:: WORKING DATA

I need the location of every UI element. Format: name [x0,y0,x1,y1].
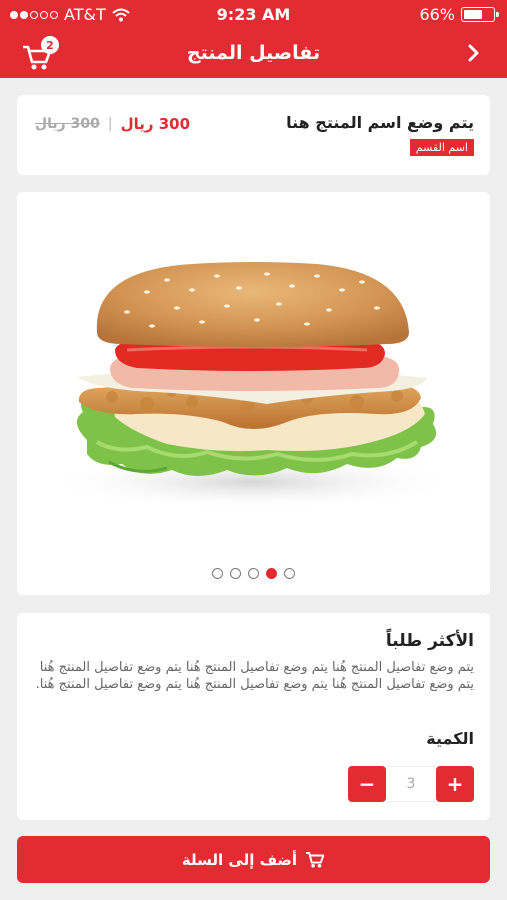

::::
:: WORKING DATA

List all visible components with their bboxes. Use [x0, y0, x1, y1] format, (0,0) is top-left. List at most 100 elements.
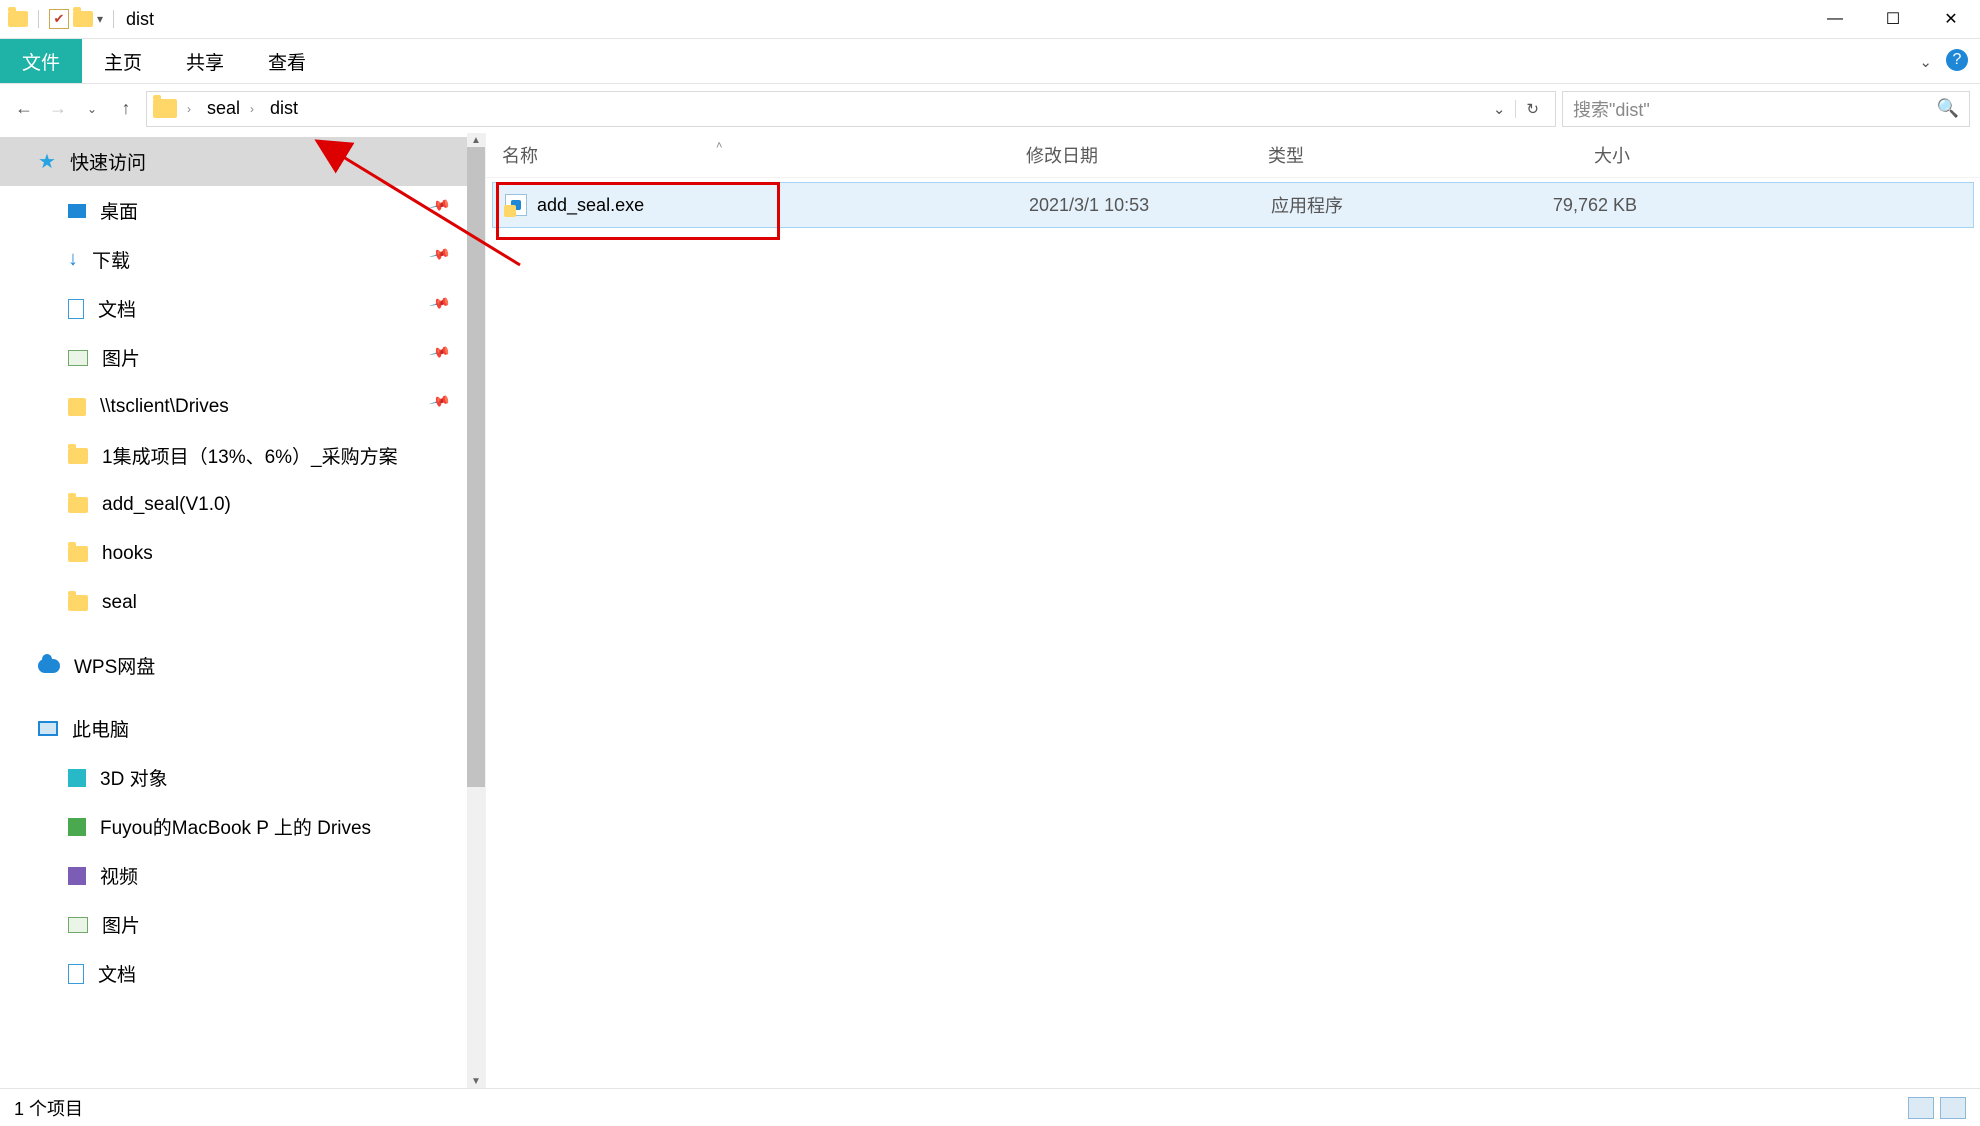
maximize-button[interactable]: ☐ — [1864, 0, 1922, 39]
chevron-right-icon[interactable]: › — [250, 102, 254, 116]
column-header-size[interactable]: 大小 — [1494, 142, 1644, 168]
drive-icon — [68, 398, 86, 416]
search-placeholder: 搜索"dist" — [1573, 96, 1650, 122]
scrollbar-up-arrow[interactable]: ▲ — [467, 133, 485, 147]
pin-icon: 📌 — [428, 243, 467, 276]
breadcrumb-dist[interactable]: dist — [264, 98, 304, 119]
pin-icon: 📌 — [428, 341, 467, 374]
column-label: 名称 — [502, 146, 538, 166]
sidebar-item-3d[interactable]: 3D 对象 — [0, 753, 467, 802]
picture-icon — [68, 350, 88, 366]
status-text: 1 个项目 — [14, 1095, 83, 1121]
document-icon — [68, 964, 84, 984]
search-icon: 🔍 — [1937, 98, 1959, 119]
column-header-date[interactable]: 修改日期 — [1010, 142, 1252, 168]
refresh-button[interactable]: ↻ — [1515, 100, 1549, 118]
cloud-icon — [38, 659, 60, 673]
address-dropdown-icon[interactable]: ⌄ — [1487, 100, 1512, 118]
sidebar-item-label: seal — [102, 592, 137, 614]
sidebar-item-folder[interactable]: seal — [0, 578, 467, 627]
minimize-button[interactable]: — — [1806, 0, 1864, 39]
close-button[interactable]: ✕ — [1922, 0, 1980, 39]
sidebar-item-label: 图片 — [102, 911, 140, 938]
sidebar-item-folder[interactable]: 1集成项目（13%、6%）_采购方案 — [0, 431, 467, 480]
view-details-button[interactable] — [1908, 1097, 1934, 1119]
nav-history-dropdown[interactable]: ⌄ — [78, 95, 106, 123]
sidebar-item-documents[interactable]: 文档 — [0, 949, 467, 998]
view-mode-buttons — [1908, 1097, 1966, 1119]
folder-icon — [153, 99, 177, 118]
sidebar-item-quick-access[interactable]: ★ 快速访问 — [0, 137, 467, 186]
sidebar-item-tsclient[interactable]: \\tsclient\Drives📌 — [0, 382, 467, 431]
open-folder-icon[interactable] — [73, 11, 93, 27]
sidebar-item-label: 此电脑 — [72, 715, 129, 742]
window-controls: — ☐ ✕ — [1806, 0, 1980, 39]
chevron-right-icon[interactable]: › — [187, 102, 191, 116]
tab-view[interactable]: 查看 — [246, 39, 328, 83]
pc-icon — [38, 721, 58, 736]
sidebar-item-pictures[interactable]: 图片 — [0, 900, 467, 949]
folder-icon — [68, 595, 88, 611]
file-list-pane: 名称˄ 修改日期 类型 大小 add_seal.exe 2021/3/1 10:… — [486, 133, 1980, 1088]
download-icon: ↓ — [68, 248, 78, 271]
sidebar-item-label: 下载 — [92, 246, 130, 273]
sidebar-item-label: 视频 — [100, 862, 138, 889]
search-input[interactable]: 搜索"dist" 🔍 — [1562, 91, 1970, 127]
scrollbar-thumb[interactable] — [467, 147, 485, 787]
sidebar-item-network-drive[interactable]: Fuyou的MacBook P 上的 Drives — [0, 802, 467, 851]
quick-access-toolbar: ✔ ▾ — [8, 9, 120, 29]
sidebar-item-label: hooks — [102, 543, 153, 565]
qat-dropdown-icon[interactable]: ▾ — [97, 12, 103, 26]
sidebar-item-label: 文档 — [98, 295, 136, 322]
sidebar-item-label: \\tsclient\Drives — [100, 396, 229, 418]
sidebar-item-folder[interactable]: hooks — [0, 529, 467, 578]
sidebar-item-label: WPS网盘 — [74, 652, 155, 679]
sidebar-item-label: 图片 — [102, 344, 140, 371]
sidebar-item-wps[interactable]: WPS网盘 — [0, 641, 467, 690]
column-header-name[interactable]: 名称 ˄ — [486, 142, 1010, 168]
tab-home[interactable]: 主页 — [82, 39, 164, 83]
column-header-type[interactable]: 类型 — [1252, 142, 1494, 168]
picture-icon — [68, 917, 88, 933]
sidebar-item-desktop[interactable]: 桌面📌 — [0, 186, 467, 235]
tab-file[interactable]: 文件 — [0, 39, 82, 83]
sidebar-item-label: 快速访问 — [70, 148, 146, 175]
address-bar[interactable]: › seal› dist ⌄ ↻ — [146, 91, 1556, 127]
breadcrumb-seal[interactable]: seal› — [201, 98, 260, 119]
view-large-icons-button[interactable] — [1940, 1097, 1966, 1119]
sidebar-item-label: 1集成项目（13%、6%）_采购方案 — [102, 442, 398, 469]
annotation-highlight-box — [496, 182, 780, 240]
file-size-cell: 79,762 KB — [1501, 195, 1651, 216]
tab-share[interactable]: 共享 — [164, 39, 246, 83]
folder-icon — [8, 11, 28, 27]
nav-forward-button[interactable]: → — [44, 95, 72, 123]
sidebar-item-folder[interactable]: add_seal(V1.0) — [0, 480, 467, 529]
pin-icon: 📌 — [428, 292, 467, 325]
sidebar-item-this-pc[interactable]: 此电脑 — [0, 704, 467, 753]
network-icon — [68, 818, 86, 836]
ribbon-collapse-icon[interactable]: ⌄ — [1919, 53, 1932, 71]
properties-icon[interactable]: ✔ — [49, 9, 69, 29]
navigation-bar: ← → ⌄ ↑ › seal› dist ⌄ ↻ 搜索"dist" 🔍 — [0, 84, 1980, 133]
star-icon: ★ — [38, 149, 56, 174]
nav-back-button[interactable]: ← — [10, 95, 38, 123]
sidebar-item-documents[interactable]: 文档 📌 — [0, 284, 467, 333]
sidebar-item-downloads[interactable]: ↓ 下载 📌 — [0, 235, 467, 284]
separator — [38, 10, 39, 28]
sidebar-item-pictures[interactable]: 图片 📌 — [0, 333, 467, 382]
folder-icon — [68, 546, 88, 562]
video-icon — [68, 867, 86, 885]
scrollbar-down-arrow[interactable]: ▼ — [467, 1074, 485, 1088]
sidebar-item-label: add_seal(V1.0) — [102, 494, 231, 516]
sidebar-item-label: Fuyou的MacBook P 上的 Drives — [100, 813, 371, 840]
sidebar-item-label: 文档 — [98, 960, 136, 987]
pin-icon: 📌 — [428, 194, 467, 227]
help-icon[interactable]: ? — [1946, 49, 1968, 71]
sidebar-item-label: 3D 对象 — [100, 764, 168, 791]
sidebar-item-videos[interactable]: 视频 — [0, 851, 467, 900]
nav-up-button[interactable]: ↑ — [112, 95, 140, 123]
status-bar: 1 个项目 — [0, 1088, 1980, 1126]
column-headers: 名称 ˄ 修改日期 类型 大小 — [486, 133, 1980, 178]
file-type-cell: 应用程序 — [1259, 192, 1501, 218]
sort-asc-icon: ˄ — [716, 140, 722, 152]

::::
:: WORKING DATA

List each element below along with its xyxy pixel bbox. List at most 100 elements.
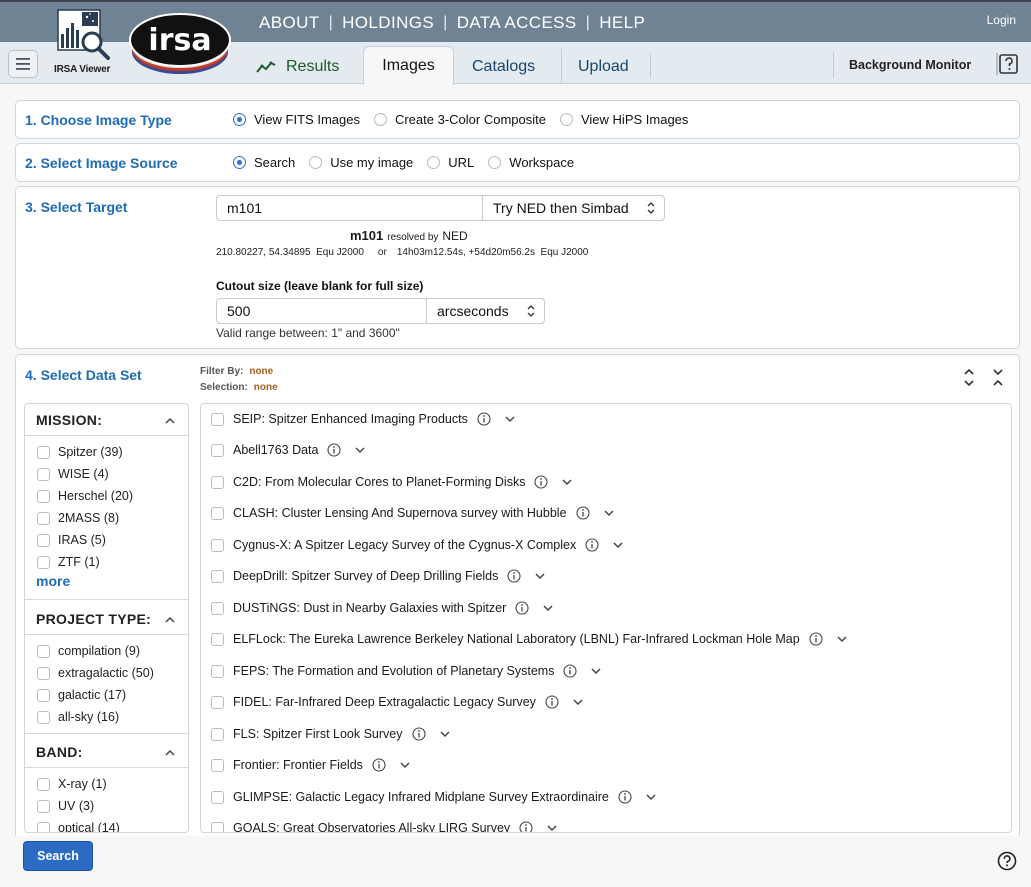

::::

__WHAT IS ASKED__.
Copy out the lines above, starting with the line containing "List all visible" and ending with the line containing "address-dropdown-icon[interactable]: ⌄ —", both included, and leave out the pictures.

__TASK RESULT__.
List all visible components with their bboxes. Use [x0, y0, x1, y1] format, (0,0) is top-left. List at most 100 elements.
maximize-button[interactable]: ☐ — [1864, 0, 1922, 39]
chevron-right-icon[interactable]: › — [250, 102, 254, 116]
column-header-size[interactable]: 大小 — [1494, 142, 1644, 168]
drive-icon — [68, 398, 86, 416]
search-placeholder: 搜索"dist" — [1573, 96, 1650, 122]
scrollbar-up-arrow[interactable]: ▲ — [467, 133, 485, 147]
pin-icon: 📌 — [428, 243, 467, 276]
breadcrumb-dist[interactable]: dist — [264, 98, 304, 119]
pin-icon: 📌 — [428, 341, 467, 374]
column-label: 名称 — [502, 146, 538, 166]
sidebar-item-3d[interactable]: 3D 对象 — [0, 753, 467, 802]
picture-icon — [68, 350, 88, 366]
status-text: 1 个项目 — [14, 1095, 83, 1121]
document-icon — [68, 964, 84, 984]
search-icon: 🔍 — [1937, 98, 1959, 119]
column-header-date[interactable]: 修改日期 — [1010, 142, 1252, 168]
refresh-button[interactable]: ↻ — [1515, 100, 1549, 118]
cloud-icon — [38, 659, 60, 673]
address-dropdown-icon[interactable]: ⌄ — [1487, 100, 1512, 118]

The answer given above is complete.